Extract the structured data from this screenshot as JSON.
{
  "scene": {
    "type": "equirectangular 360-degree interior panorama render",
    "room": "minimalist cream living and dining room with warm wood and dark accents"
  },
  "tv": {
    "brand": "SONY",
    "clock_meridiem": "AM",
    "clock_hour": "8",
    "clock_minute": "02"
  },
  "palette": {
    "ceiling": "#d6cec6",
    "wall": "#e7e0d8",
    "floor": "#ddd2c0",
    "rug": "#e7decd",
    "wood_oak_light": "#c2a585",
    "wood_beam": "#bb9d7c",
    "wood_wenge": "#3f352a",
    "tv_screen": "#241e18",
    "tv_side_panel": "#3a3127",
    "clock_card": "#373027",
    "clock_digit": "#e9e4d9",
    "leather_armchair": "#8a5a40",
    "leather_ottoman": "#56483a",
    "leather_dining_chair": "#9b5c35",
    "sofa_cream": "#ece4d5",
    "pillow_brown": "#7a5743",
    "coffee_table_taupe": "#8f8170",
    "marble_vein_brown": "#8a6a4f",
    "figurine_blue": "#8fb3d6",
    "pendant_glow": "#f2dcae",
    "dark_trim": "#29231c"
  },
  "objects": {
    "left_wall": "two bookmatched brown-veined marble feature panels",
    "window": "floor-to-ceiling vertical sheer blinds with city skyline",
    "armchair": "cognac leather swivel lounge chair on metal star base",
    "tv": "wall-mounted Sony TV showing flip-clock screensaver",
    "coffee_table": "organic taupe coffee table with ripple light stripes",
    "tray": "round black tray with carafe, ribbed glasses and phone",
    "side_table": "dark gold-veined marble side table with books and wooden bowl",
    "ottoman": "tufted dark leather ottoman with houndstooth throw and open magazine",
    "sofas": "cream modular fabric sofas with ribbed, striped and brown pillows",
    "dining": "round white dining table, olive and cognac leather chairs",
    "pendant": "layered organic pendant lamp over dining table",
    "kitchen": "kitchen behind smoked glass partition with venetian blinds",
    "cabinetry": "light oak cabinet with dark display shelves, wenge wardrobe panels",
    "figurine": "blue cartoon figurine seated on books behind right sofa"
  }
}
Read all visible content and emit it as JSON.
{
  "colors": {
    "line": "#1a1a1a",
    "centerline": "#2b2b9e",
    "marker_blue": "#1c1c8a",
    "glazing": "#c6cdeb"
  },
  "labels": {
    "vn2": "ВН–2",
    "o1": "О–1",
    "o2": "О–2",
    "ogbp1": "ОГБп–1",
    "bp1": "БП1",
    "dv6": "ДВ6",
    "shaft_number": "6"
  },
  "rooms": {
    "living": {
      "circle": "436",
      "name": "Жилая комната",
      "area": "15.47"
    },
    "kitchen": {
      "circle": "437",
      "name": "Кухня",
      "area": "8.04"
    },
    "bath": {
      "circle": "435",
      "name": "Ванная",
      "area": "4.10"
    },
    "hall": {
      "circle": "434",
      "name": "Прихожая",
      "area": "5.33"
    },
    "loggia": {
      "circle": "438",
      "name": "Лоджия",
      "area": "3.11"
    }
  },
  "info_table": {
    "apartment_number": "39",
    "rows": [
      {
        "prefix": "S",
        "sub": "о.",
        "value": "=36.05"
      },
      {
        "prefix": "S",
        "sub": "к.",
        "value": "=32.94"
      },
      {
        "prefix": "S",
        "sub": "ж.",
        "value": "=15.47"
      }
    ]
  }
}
================================
*Goal of the exercise*:
Pull out each record as written and restate it exactly.

*Final result*:
Extract the structured data from this screenshot as JSON.
{
  "scene": {
    "type": "equirectangular 360-degree interior panorama render",
    "room": "minimalist cream living and dining room with warm wood and dark accents"
  },
  "tv": {
    "brand": "SONY",
    "clock_meridiem": "AM",
    "clock_hour": "8",
    "clock_minute": "02"
  },
  "palette": {
    "ceiling": "#d6cec6",
    "wall": "#e7e0d8",
    "floor": "#ddd2c0",
    "rug": "#e7decd",
    "wood_oak_light": "#c2a585",
    "wood_beam": "#bb9d7c",
    "wood_wenge": "#3f352a",
    "tv_screen": "#241e18",
    "tv_side_panel": "#3a3127",
    "clock_card": "#373027",
    "clock_digit": "#e9e4d9",
    "leather_armchair": "#8a5a40",
    "leather_ottoman": "#56483a",
    "leather_dining_chair": "#9b5c35",
    "sofa_cream": "#ece4d5",
    "pillow_brown": "#7a5743",
    "coffee_table_taupe": "#8f8170",
    "marble_vein_brown": "#8a6a4f",
    "figurine_blue": "#8fb3d6",
    "pendant_glow": "#f2dcae",
    "dark_trim": "#29231c"
  },
  "objects": {
    "left_wall": "two bookmatched brown-veined marble feature panels",
    "window": "floor-to-ceiling vertical sheer blinds with city skyline",
    "armchair": "cognac leather swivel lounge chair on metal star base",
    "tv": "wall-mounted Sony TV showing flip-clock screensaver",
    "coffee_table": "organic taupe coffee table with ripple light stripes",
    "tray": "round black tray with carafe, ribbed glasses and phone",
    "side_table": "dark gold-veined marble side table with books and wooden bowl",
    "ottoman": "tufted dark leather ottoman with houndstooth throw and open magazine",
    "sofas": "cream modular fabric sofas with ribbed, striped and brown pillows",
    "dining": "round white dining table, olive and cognac leather chairs",
    "pendant": "layered organic pendant lamp over dining table",
    "kitchen": "kitchen behind smoked glass partition with venetian blinds",
    "cabinetry": "light oak cabinet with dark display shelves, wenge wardrobe panels",
    "figurine": "blue cartoon figurine seated on books behind right sofa"
  }
}
Read all visible content and emit it as JSON.
{
  "colors": {
    "line": "#1a1a1a",
    "centerline": "#2b2b9e",
    "marker_blue": "#1c1c8a",
    "glazing": "#c6cdeb"
  },
  "labels": {
    "vn2": "ВН–2",
    "o1": "О–1",
    "o2": "О–2",
    "ogbp1": "ОГБп–1",
    "bp1": "БП1",
    "dv6": "ДВ6",
    "shaft_number": "6"
  },
  "rooms": {
    "living": {
      "circle": "436",
      "name": "Жилая комната",
      "area": "15.47"
    },
    "kitchen": {
      "circle": "437",
      "name": "Кухня",
      "area": "8.04"
    },
    "bath": {
      "circle": "435",
      "name": "Ванная",
      "area": "4.10"
    },
    "hall": {
      "circle": "434",
      "name": "Прихожая",
      "area": "5.33"
    },
    "loggia": {
      "circle": "438",
      "name": "Лоджия",
      "area": "3.11"
    }
  },
  "info_table": {
    "apartment_number": "39",
    "rows": [
      {
        "prefix": "S",
        "sub": "о.",
        "value": "=36.05"
      },
      {
        "prefix": "S",
        "sub": "к.",
        "value": "=32.94"
      },
      {
        "prefix": "S",
        "sub": "ж.",
        "value": "=15.47"
      }
    ]
  }
}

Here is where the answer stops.